Dataset rows:
>>>
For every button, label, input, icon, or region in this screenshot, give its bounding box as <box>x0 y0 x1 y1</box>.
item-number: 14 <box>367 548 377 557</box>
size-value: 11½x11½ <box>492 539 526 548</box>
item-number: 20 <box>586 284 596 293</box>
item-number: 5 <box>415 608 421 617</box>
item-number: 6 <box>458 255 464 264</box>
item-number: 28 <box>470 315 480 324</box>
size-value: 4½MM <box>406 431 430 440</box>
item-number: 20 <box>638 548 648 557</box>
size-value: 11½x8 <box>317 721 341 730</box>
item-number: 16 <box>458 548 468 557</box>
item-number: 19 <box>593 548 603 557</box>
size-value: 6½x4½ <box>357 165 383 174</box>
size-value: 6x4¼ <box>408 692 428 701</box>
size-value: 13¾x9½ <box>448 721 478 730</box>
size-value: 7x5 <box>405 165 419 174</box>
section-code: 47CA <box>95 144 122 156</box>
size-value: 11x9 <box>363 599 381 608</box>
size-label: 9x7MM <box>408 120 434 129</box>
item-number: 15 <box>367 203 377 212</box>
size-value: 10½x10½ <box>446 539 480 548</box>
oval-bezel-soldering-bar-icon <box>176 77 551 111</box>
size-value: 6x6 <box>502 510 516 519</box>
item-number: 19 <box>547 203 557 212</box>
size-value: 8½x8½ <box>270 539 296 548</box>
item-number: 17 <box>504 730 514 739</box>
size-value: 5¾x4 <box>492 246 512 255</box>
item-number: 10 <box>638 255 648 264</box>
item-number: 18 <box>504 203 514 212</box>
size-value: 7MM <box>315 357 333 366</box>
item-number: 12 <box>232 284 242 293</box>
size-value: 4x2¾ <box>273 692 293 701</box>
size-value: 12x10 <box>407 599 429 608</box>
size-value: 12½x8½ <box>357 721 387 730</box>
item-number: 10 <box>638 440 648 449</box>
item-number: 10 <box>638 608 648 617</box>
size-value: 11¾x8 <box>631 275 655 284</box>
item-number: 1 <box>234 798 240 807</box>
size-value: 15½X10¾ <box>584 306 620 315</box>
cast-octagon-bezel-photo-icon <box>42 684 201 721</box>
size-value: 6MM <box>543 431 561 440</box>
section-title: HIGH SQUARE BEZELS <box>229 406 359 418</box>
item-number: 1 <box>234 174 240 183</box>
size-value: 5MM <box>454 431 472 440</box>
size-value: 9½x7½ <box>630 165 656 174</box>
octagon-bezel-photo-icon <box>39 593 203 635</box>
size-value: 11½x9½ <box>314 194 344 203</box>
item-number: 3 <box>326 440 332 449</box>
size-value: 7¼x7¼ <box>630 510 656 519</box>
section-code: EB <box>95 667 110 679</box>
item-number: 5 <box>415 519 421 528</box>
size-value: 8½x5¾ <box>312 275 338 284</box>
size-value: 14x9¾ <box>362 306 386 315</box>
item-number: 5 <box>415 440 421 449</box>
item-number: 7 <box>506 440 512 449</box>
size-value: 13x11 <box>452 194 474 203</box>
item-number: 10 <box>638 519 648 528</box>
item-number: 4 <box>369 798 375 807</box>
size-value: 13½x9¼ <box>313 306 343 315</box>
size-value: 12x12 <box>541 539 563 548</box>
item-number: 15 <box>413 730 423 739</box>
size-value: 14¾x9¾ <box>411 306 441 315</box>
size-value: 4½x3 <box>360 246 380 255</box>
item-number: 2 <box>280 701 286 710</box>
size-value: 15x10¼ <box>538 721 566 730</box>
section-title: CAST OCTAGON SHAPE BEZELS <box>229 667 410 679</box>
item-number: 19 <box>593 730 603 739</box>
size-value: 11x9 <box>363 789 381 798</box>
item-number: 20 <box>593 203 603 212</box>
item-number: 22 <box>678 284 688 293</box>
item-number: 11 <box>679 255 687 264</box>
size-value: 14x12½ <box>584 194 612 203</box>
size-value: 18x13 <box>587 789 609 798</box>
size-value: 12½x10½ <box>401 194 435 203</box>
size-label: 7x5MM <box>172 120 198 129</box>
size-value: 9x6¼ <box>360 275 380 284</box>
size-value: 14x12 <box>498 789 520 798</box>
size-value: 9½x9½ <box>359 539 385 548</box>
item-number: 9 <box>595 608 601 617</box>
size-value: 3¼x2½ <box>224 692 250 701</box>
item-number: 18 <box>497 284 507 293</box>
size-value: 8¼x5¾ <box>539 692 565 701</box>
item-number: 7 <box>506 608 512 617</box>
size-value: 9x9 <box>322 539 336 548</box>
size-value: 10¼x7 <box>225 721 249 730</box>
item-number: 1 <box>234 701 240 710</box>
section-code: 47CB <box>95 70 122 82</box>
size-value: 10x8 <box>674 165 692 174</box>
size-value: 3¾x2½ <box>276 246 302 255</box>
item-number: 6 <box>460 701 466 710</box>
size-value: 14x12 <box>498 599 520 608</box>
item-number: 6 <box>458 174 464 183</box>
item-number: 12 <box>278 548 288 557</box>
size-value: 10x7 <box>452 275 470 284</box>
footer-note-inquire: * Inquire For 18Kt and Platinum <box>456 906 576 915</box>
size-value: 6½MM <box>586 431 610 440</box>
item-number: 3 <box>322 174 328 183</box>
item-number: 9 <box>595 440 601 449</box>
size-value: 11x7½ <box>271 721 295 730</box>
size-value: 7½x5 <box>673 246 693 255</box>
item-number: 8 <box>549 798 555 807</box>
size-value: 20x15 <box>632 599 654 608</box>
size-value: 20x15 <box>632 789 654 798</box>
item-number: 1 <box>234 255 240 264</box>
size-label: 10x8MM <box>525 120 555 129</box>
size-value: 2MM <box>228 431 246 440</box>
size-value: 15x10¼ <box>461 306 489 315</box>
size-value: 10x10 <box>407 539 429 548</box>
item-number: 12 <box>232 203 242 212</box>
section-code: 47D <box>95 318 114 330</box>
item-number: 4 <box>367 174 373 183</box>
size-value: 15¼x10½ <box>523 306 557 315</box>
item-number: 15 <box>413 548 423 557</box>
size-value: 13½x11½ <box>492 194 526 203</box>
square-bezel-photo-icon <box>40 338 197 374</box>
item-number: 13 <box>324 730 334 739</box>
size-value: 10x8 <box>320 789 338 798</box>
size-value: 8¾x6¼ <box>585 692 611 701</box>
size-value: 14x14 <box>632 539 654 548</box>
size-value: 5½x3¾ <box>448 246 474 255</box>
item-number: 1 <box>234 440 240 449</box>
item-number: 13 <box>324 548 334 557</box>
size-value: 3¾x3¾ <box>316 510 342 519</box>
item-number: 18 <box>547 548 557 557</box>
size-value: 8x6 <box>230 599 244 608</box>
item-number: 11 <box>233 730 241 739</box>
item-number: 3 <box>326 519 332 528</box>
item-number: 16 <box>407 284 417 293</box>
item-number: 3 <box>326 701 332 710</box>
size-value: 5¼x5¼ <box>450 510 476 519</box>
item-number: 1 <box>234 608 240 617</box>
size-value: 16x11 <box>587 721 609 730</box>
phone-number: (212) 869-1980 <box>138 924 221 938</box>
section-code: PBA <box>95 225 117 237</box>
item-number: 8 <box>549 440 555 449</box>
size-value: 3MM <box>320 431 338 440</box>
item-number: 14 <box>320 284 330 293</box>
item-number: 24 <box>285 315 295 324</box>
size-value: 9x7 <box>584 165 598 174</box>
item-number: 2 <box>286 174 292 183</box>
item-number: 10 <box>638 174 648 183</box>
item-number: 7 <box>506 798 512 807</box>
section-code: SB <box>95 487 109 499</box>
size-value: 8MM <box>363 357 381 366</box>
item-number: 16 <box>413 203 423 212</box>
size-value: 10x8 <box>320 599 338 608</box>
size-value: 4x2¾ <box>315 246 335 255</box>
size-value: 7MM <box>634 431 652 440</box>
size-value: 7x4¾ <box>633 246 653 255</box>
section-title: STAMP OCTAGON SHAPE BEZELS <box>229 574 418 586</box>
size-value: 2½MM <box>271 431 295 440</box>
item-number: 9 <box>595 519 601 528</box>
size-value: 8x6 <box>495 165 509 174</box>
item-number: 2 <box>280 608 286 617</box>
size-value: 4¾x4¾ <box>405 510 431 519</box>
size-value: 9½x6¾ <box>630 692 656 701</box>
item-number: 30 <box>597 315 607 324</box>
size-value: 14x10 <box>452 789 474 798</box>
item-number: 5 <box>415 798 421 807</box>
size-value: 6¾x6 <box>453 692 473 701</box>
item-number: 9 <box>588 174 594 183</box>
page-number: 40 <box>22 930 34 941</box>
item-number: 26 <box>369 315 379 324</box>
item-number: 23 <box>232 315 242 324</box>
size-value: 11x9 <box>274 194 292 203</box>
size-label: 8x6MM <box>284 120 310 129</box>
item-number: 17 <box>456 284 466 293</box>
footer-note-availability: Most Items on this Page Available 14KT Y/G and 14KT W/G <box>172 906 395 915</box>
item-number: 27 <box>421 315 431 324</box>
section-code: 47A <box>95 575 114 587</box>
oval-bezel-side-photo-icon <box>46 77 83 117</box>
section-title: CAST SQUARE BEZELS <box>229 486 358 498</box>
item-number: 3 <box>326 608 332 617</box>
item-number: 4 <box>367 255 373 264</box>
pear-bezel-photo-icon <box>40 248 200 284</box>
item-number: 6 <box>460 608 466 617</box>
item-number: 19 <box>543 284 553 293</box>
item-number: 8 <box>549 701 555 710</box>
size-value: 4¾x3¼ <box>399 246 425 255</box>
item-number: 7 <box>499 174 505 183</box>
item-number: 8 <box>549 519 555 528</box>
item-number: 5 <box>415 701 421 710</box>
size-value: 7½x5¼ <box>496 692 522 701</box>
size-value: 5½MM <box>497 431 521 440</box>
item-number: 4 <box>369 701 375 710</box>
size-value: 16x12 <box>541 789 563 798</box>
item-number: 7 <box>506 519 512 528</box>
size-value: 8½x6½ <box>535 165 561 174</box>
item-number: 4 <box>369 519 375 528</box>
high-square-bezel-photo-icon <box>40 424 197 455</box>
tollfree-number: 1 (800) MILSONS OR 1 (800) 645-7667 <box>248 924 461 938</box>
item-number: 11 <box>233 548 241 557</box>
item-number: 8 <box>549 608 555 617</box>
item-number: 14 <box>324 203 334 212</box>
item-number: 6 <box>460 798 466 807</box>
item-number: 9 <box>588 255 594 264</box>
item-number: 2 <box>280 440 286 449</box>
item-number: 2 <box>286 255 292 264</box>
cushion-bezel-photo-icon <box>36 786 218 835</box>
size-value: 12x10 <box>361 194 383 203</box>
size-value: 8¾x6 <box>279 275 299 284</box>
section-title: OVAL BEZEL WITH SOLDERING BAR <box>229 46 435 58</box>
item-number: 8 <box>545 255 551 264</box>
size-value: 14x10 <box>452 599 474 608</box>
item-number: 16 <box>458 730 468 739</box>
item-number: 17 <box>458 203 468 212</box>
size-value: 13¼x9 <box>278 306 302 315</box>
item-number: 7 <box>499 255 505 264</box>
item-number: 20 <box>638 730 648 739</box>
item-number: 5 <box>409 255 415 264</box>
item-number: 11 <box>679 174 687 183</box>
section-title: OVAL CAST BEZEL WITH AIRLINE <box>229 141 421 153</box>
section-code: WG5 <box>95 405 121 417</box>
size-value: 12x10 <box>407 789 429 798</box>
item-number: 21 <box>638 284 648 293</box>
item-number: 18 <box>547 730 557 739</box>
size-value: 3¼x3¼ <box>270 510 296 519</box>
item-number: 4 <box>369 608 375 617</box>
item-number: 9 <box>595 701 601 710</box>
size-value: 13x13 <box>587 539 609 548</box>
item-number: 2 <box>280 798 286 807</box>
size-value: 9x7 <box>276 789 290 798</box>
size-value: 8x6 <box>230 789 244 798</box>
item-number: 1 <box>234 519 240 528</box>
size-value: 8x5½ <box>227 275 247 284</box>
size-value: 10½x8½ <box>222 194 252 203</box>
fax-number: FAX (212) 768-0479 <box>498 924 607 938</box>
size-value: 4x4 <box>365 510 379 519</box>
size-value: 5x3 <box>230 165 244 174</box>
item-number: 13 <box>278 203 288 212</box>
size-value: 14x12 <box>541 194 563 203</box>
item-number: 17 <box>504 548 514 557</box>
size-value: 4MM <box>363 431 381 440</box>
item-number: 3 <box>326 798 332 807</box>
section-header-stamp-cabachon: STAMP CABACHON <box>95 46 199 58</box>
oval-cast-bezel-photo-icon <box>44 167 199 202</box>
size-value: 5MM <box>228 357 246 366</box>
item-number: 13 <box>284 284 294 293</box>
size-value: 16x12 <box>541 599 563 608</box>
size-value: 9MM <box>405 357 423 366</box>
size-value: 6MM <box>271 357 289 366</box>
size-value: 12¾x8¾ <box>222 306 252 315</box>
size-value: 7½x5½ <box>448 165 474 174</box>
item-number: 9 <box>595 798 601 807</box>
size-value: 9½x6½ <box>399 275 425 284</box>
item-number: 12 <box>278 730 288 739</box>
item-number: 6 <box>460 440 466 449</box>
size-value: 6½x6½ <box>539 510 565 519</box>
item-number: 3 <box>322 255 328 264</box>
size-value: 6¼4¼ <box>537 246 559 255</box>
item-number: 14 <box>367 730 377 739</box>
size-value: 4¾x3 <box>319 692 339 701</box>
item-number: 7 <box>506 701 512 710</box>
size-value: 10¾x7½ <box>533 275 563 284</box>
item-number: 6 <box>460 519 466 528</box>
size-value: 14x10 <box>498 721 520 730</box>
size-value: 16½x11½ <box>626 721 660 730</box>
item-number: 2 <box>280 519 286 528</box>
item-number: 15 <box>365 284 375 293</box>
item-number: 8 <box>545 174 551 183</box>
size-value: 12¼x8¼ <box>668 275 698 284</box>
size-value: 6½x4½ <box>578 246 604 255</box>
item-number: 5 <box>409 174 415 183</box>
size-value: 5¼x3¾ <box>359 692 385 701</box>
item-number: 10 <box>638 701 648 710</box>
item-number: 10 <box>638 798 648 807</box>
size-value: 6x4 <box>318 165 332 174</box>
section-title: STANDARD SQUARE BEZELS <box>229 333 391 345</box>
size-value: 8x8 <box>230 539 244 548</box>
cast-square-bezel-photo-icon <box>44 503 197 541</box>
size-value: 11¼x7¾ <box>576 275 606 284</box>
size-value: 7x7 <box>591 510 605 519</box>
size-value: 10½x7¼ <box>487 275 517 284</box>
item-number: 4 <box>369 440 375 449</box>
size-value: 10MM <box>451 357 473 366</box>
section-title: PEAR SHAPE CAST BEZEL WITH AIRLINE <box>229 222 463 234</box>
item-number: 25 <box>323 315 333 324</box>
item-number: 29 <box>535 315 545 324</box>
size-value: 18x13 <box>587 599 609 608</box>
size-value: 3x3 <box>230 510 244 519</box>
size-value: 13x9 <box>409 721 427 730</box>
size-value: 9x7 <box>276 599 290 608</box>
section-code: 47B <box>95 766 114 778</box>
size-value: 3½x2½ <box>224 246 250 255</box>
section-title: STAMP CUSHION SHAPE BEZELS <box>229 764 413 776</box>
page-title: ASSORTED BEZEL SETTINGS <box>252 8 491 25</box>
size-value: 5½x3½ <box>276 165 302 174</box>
<<<
[Goal of the exercise] Please set down the records word for word, from the first line through the line containing "size-value: 6x4¼ <box>408 692 428 701</box>", including both.

[Solution below]
For every button, label, input, icon, or region in this screenshot, give its bounding box as <box>x0 y0 x1 y1</box>.
item-number: 14 <box>367 548 377 557</box>
size-value: 11½x11½ <box>492 539 526 548</box>
item-number: 20 <box>586 284 596 293</box>
item-number: 5 <box>415 608 421 617</box>
item-number: 6 <box>458 255 464 264</box>
item-number: 28 <box>470 315 480 324</box>
size-value: 4½MM <box>406 431 430 440</box>
item-number: 20 <box>638 548 648 557</box>
size-value: 11½x8 <box>317 721 341 730</box>
item-number: 16 <box>458 548 468 557</box>
item-number: 19 <box>593 548 603 557</box>
size-value: 6½x4½ <box>357 165 383 174</box>
size-value: 6x4¼ <box>408 692 428 701</box>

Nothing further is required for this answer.